Extracted records

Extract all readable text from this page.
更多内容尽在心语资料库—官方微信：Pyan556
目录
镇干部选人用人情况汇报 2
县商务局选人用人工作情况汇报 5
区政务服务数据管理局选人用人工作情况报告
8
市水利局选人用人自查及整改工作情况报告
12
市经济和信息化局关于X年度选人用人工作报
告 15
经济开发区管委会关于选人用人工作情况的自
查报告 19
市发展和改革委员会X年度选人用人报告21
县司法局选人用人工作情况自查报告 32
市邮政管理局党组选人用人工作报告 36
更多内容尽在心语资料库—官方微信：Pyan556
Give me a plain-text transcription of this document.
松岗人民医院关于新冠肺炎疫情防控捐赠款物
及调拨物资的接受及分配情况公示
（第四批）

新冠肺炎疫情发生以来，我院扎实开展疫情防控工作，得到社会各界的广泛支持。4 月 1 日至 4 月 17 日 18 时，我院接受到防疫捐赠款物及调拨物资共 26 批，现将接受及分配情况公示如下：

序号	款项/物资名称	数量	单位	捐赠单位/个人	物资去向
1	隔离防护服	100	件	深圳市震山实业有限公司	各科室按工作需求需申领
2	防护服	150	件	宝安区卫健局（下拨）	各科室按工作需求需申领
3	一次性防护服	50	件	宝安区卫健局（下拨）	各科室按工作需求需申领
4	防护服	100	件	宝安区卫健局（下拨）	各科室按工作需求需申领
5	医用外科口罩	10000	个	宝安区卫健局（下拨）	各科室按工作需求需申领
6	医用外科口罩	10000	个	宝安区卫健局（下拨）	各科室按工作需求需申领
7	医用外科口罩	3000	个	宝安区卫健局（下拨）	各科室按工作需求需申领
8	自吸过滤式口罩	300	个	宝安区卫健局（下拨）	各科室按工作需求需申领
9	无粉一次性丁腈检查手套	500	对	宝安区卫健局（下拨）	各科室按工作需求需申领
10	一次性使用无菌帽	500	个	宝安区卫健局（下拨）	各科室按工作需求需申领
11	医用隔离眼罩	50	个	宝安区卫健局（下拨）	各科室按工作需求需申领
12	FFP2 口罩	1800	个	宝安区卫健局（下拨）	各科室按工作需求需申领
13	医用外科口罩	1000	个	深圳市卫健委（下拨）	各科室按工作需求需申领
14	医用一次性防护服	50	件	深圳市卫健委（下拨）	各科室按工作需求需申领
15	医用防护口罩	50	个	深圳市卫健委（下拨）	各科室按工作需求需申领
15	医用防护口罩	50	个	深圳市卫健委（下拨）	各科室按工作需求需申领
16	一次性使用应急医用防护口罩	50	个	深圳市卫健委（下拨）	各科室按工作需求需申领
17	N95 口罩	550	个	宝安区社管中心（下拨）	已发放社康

**Task directions:**
Starting at the line that contains "Give me a plain-text", retype each line through the end of the listing above and nothing else.

**Answer:**
Give me a plain-text transcription of this document.
松岗人民医院关于新冠肺炎疫情防控捐赠款物
及调拨物资的接受及分配情况公示
（第四批）

新冠肺炎疫情发生以来，我院扎实开展疫情防控工作，得到社会各界的广泛支持。4 月 1 日至 4 月 17 日 18 时，我院接受到防疫捐赠款物及调拨物资共 26 批，现将接受及分配情况公示如下：

序号	款项/物资名称	数量	单位	捐赠单位/个人	物资去向
1	隔离防护服	100	件	深圳市震山实业有限公司	各科室按工作需求需申领
2	防护服	150	件	宝安区卫健局（下拨）	各科室按工作需求需申领
3	一次性防护服	50	件	宝安区卫健局（下拨）	各科室按工作需求需申领
4	防护服	100	件	宝安区卫健局（下拨）	各科室按工作需求需申领
5	医用外科口罩	10000	个	宝安区卫健局（下拨）	各科室按工作需求需申领
6	医用外科口罩	10000	个	宝安区卫健局（下拨）	各科室按工作需求需申领
7	医用外科口罩	3000	个	宝安区卫健局（下拨）	各科室按工作需求需申领
8	自吸过滤式口罩	300	个	宝安区卫健局（下拨）	各科室按工作需求需申领
9	无粉一次性丁腈检查手套	500	对	宝安区卫健局（下拨）	各科室按工作需求需申领
10	一次性使用无菌帽	500	个	宝安区卫健局（下拨）	各科室按工作需求需申领
11	医用隔离眼罩	50	个	宝安区卫健局（下拨）	各科室按工作需求需申领
12	FFP2 口罩	1800	个	宝安区卫健局（下拨）	各科室按工作需求需申领
13	医用外科口罩	1000	个	深圳市卫健委（下拨）	各科室按工作需求需申领
14	医用一次性防护服	50	件	深圳市卫健委（下拨）	各科室按工作需求需申领
15	医用防护口罩	50	个	深圳市卫健委（下拨）	各科室按工作需求需申领
15	医用防护口罩	50	个	深圳市卫健委（下拨）	各科室按工作需求需申领
16	一次性使用应急医用防护口罩	50	个	深圳市卫健委（下拨）	各科室按工作需求需申领
17	N95 口罩	550	个	宝安区社管中心（下拨）	已发放社康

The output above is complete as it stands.